Your reply should be one number: the count of lines holding the word "multiple".

+ + + + + + +

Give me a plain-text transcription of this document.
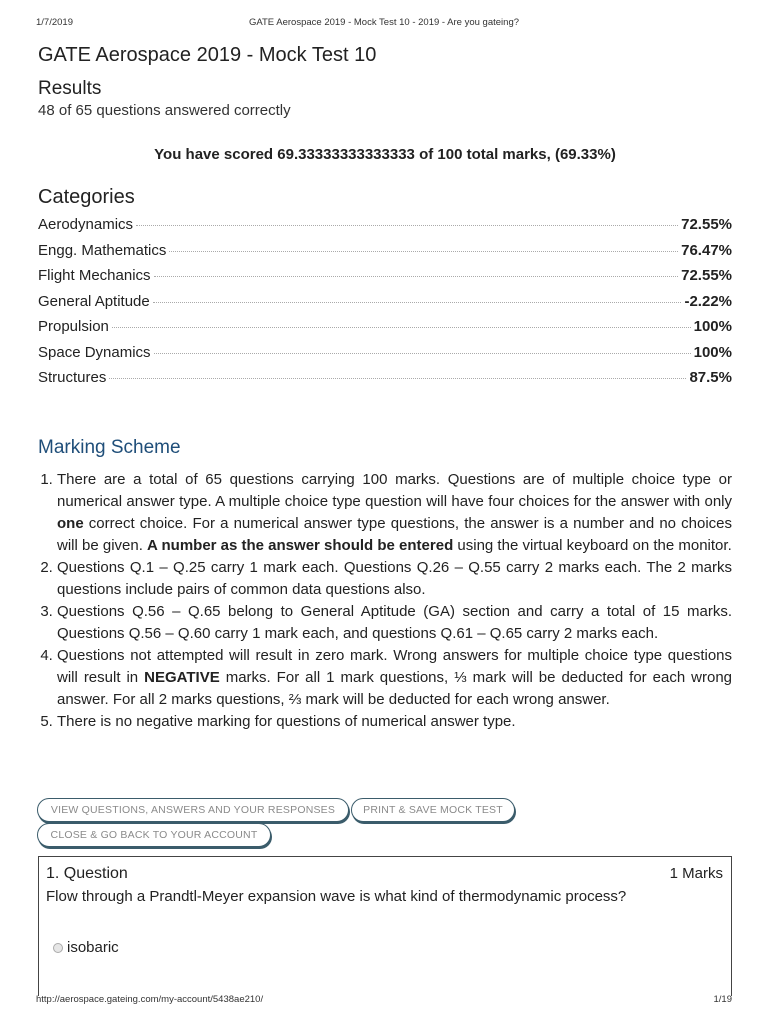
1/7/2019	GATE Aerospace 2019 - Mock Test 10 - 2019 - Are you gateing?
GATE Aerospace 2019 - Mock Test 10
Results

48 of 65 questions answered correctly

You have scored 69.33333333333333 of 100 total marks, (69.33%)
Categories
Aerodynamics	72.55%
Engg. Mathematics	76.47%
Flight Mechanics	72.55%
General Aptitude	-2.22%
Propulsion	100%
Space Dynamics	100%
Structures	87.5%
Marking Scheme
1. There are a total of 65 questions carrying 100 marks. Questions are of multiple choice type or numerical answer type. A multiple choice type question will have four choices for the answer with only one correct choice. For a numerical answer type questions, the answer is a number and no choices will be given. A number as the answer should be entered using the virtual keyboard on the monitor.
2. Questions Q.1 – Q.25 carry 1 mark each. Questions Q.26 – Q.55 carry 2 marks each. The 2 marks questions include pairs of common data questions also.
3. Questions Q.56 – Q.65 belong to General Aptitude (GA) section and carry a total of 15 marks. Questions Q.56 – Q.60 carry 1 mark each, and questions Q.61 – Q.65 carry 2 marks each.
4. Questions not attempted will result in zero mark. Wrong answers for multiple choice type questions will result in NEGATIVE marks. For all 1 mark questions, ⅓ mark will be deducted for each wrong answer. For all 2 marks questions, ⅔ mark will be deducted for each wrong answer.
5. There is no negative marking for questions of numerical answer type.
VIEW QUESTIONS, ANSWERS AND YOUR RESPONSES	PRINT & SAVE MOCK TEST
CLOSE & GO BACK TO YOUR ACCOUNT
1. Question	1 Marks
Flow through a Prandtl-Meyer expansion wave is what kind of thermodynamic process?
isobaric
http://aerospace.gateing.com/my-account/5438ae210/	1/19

+ + + + + + +

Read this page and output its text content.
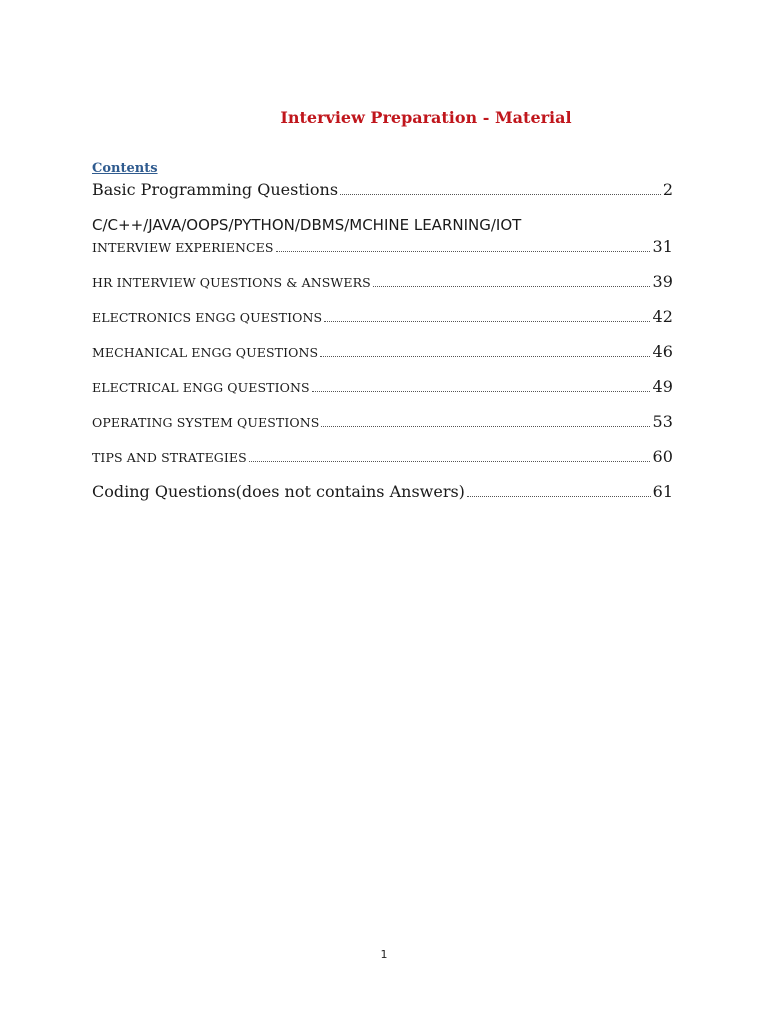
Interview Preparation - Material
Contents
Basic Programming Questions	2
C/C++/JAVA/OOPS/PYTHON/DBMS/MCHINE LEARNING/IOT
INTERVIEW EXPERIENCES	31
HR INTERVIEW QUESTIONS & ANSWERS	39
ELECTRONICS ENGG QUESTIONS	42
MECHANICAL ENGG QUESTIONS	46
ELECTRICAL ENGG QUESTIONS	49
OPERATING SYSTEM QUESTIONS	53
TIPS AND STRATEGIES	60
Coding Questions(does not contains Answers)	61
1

+ + + + + + +

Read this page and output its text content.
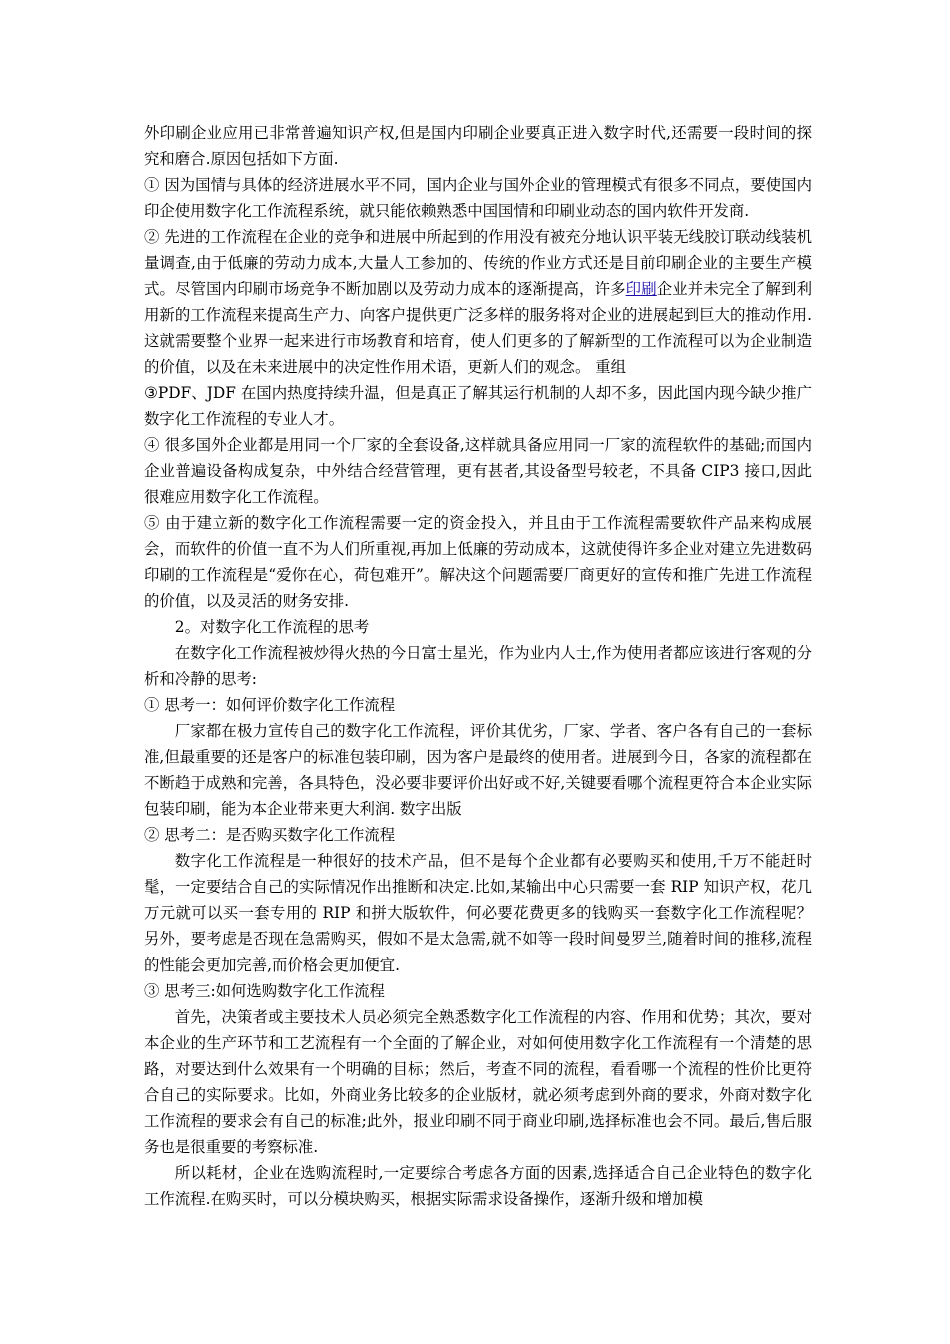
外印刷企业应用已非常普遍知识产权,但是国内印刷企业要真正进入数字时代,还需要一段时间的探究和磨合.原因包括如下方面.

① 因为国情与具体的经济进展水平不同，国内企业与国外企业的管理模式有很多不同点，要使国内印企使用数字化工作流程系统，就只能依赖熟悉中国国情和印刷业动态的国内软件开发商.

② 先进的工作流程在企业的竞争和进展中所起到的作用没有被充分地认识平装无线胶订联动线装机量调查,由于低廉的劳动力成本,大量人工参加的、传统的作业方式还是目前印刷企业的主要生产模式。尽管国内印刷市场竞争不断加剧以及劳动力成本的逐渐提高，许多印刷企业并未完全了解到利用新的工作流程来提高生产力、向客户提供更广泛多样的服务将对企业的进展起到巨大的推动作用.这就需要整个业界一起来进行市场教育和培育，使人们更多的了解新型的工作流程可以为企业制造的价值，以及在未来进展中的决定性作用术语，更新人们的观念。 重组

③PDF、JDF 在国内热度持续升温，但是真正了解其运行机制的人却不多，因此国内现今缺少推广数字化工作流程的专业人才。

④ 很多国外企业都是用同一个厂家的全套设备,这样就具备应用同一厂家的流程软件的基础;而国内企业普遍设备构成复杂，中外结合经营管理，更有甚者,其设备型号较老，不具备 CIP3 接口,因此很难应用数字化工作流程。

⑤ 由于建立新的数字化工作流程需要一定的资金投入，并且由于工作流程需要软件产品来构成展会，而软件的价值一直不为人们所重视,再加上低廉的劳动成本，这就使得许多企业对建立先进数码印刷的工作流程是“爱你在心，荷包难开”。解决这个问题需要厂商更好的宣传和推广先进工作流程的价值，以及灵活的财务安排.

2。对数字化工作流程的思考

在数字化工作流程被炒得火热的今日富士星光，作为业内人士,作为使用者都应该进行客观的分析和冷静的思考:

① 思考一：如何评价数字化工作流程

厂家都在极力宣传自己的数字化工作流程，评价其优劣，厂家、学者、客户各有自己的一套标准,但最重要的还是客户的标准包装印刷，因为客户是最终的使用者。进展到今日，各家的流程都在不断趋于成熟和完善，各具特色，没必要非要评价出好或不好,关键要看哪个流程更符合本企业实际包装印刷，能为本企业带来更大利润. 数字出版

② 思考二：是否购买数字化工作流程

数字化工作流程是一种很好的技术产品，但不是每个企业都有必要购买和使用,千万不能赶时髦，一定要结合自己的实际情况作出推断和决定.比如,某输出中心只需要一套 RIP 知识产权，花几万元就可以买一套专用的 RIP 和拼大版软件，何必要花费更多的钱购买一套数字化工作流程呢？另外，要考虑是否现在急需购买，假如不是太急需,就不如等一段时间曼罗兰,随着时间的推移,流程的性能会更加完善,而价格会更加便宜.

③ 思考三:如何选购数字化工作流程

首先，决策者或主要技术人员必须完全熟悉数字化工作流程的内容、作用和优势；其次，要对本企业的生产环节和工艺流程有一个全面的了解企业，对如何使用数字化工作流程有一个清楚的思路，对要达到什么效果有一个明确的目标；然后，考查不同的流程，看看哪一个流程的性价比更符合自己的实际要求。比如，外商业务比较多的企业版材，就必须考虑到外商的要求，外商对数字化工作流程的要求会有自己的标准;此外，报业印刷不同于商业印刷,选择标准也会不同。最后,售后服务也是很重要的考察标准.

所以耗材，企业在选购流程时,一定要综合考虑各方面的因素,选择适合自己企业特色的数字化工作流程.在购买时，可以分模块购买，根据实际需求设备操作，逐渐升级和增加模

+ + + + + + +

▶ [The reply]: 2